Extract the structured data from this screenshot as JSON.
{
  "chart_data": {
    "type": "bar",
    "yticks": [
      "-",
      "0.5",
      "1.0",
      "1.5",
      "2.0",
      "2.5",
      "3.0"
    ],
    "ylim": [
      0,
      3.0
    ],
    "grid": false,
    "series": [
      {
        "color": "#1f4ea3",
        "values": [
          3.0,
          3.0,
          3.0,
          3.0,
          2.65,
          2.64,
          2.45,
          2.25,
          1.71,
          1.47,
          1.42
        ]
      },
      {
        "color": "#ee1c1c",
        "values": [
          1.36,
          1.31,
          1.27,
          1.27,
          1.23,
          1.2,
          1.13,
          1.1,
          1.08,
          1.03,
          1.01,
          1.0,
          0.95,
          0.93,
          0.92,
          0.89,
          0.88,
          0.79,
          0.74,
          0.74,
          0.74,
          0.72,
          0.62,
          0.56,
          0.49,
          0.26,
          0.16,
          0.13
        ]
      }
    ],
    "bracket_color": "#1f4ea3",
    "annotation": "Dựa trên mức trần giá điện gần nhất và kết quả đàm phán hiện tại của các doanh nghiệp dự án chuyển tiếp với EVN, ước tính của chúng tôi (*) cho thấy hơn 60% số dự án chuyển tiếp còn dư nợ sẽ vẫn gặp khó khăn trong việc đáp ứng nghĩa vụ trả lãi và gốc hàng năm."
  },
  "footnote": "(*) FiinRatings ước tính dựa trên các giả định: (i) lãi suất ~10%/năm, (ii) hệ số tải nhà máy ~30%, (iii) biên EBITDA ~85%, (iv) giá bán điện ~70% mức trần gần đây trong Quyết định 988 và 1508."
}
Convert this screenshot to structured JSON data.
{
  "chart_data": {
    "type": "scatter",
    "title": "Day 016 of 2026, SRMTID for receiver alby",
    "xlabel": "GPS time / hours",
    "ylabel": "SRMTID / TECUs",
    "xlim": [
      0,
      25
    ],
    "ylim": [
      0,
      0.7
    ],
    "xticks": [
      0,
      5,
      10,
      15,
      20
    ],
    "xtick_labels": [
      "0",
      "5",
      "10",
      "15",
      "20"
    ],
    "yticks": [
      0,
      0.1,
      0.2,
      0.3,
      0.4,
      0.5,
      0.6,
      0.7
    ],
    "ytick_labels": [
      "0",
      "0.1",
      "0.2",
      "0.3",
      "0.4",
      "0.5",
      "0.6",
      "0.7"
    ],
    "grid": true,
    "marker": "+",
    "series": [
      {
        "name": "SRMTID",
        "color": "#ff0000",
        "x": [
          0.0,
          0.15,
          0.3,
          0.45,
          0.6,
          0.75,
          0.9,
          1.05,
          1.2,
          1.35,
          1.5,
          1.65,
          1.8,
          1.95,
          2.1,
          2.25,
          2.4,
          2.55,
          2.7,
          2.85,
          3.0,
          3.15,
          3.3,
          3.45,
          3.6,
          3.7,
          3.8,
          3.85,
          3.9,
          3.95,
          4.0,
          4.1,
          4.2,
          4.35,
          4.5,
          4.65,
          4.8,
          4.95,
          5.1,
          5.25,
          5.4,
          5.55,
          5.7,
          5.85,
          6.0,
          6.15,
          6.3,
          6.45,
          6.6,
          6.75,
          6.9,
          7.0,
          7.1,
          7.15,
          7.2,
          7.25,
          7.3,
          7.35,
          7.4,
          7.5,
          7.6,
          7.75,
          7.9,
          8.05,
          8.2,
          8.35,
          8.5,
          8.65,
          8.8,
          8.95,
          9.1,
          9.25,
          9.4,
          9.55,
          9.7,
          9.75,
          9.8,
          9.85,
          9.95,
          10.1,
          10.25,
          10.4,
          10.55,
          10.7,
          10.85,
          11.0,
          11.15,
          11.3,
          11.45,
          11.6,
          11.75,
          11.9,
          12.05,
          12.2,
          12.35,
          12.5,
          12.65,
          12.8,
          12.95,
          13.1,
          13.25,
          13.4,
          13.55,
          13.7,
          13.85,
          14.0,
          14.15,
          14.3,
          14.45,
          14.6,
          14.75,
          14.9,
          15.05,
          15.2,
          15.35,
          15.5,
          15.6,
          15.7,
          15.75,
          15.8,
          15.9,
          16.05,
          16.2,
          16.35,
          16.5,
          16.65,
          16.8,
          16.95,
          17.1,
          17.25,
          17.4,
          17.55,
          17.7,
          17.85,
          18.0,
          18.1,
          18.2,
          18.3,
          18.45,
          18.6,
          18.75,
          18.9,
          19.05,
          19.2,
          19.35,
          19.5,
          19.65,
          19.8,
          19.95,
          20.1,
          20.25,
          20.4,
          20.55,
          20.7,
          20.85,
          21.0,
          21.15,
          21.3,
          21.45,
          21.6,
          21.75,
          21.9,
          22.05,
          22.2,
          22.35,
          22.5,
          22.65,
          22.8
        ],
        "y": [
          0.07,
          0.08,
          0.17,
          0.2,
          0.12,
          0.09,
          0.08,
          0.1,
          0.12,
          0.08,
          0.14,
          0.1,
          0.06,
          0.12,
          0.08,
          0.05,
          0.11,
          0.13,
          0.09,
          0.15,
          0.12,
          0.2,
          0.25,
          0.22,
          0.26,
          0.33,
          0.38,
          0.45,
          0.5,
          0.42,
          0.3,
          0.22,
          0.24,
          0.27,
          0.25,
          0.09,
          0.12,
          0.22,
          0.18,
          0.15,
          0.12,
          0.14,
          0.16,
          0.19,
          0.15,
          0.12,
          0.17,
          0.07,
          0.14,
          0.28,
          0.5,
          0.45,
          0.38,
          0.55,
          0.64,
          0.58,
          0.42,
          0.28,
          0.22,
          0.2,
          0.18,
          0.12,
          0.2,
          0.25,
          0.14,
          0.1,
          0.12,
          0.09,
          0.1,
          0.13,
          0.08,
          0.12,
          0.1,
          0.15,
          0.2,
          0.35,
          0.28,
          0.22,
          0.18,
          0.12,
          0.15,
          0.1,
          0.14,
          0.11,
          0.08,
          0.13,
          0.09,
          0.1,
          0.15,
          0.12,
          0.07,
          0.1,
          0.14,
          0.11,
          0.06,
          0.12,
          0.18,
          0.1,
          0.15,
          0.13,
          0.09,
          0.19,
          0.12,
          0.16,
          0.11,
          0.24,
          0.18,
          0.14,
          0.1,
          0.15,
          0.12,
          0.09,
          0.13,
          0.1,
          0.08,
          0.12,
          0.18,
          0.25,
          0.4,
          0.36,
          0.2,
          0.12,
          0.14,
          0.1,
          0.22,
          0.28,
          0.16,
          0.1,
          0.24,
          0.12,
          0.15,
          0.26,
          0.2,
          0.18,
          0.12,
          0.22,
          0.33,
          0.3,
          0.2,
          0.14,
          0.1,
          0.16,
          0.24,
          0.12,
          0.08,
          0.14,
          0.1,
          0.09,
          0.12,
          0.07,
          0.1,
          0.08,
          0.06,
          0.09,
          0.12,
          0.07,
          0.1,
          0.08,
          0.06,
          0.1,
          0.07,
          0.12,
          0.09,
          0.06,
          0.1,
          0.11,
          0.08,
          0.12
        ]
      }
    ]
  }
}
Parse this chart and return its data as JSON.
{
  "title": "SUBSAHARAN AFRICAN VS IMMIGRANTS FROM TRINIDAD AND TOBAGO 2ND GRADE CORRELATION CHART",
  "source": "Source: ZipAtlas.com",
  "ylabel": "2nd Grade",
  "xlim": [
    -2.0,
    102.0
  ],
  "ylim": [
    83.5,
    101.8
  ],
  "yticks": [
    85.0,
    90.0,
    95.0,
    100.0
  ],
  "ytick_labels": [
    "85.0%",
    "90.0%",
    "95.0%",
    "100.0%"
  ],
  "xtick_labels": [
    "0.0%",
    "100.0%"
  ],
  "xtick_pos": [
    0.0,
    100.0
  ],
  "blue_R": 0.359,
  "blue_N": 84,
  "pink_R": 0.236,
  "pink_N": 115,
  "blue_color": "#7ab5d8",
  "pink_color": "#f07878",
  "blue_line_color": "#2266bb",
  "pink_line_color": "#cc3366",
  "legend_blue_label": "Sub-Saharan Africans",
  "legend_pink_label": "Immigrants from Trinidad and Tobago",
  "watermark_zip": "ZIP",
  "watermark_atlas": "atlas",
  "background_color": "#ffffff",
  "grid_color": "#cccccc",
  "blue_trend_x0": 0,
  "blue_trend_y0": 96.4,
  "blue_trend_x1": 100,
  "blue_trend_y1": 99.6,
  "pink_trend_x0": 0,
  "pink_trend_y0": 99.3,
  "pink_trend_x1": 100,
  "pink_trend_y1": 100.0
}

_SET PROBLEM_:
Give back exactly the lines from the one containing "Parse this chart and return its data as JSON." to the end of the material, both ends included.

_RESULT OF THIS EXERCISE_:
Parse this chart and return its data as JSON.
{
  "title": "SUBSAHARAN AFRICAN VS IMMIGRANTS FROM TRINIDAD AND TOBAGO 2ND GRADE CORRELATION CHART",
  "source": "Source: ZipAtlas.com",
  "ylabel": "2nd Grade",
  "xlim": [
    -2.0,
    102.0
  ],
  "ylim": [
    83.5,
    101.8
  ],
  "yticks": [
    85.0,
    90.0,
    95.0,
    100.0
  ],
  "ytick_labels": [
    "85.0%",
    "90.0%",
    "95.0%",
    "100.0%"
  ],
  "xtick_labels": [
    "0.0%",
    "100.0%"
  ],
  "xtick_pos": [
    0.0,
    100.0
  ],
  "blue_R": 0.359,
  "blue_N": 84,
  "pink_R": 0.236,
  "pink_N": 115,
  "blue_color": "#7ab5d8",
  "pink_color": "#f07878",
  "blue_line_color": "#2266bb",
  "pink_line_color": "#cc3366",
  "legend_blue_label": "Sub-Saharan Africans",
  "legend_pink_label": "Immigrants from Trinidad and Tobago",
  "watermark_zip": "ZIP",
  "watermark_atlas": "atlas",
  "background_color": "#ffffff",
  "grid_color": "#cccccc",
  "blue_trend_x0": 0,
  "blue_trend_y0": 96.4,
  "blue_trend_x1": 100,
  "blue_trend_y1": 99.6,
  "pink_trend_x0": 0,
  "pink_trend_y0": 99.3,
  "pink_trend_x1": 100,
  "pink_trend_y1": 100.0
}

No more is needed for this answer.